• **Required task**
Please rewrite the material from its first line through the line containing "bathroom-name: Bathroom xyxy=(798,285,850,299)" as a Markdown table with two columns, Row and Line. Put the row number under Row and the text of each line under Line, and leave out blank lines.

• **Dataset records**
========================================
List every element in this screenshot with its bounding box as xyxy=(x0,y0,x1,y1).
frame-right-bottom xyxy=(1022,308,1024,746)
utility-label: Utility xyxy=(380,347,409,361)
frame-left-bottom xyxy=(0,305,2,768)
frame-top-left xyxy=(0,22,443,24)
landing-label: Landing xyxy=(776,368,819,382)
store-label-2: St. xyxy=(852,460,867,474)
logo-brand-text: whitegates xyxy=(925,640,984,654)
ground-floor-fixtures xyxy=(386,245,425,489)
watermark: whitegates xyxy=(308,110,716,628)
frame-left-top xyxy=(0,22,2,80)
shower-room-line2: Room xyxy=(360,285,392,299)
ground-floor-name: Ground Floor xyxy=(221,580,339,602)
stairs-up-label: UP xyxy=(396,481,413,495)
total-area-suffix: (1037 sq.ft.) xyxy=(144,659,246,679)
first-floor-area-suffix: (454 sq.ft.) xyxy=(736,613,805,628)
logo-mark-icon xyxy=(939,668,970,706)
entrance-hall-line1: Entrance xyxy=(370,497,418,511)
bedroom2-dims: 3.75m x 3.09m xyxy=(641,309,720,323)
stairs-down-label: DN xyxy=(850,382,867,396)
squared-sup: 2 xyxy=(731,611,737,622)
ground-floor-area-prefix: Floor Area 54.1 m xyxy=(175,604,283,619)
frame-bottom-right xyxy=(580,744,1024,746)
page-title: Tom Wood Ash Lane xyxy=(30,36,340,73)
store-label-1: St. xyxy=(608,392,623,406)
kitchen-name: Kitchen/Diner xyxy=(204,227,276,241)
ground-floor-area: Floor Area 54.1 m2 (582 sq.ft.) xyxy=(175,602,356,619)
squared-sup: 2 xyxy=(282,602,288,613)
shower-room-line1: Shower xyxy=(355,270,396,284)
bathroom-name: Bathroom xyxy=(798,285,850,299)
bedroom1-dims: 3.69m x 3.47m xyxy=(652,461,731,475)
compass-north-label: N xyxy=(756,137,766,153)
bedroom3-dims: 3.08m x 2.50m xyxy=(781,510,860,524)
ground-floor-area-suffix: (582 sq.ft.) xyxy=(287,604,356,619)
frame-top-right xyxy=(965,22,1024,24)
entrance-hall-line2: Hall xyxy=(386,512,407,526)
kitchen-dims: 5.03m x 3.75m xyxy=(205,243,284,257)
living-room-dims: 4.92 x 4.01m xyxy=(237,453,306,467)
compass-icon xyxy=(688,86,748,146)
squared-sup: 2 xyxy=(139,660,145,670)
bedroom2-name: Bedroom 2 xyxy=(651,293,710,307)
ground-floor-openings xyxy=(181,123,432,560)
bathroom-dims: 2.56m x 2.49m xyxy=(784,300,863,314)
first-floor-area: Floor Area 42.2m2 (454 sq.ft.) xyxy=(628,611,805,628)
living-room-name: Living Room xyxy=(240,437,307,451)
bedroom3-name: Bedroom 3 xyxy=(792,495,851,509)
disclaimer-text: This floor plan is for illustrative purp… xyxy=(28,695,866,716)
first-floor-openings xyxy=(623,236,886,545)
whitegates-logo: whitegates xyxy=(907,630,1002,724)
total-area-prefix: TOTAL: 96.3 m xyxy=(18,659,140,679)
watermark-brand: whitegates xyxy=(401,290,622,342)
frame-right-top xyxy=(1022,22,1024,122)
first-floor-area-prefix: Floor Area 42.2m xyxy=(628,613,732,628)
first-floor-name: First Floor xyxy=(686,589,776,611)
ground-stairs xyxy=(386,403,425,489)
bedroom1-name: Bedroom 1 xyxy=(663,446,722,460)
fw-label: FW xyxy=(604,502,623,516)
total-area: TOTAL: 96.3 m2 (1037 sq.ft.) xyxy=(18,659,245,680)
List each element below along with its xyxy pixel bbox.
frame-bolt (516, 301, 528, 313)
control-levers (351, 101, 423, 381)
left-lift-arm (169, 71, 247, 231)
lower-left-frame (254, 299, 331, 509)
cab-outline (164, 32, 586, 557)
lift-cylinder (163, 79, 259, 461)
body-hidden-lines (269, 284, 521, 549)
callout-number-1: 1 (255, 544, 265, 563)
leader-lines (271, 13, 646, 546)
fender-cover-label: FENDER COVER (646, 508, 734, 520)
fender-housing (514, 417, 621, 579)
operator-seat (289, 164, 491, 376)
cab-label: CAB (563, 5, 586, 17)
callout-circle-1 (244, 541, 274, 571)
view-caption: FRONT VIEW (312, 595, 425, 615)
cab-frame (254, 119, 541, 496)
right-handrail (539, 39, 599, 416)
========================================
• **Answer to the exercise**
| Row | Line |
|---|---|
| 1 | List every element in this screenshot with its bounding box as xyxy=(x0,y0,x1,y1). |
| 2 | frame-right-bottom xyxy=(1022,308,1024,746) |
| 3 | utility-label: Utility xyxy=(380,347,409,361) |
| 4 | frame-left-bottom xyxy=(0,305,2,768) |
| 5 | frame-top-left xyxy=(0,22,443,24) |
| 6 | landing-label: Landing xyxy=(776,368,819,382) |
| 7 | store-label-2: St. xyxy=(852,460,867,474) |
| 8 | logo-brand-text: whitegates xyxy=(925,640,984,654) |
| 9 | ground-floor-fixtures xyxy=(386,245,425,489) |
| 10 | watermark: whitegates xyxy=(308,110,716,628) |
| 11 | frame-left-top xyxy=(0,22,2,80) |
| 12 | shower-room-line2: Room xyxy=(360,285,392,299) |
| 13 | ground-floor-name: Ground Floor xyxy=(221,580,339,602) |
| 14 | stairs-up-label: UP xyxy=(396,481,413,495) |
| 15 | total-area-suffix: (1037 sq.ft.) xyxy=(144,659,246,679) |
| 16 | first-floor-area-suffix: (454 sq.ft.) xyxy=(736,613,805,628) |
| 17 | logo-mark-icon xyxy=(939,668,970,706) |
| 18 | entrance-hall-line1: Entrance xyxy=(370,497,418,511) |
| 19 | bedroom2-dims: 3.75m x 3.09m xyxy=(641,309,720,323) |
| 20 | stairs-down-label: DN xyxy=(850,382,867,396) |
| 21 | squared-sup: 2 xyxy=(731,611,737,622) |
| 22 | ground-floor-area-prefix: Floor Area 54.1 m xyxy=(175,604,283,619) |
| 23 | frame-bottom-right xyxy=(580,744,1024,746) |
| 24 | page-title: Tom Wood Ash Lane xyxy=(30,36,340,73) |
| 25 | store-label-1: St. xyxy=(608,392,623,406) |
| 26 | kitchen-name: Kitchen/Diner xyxy=(204,227,276,241) |
| 27 | ground-floor-area: Floor Area 54.1 m2 (582 sq.ft.) xyxy=(175,602,356,619) |
| 28 | squared-sup: 2 xyxy=(282,602,288,613) |
| 29 | shower-room-line1: Shower xyxy=(355,270,396,284) |
| 30 | bathroom-name: Bathroom xyxy=(798,285,850,299) |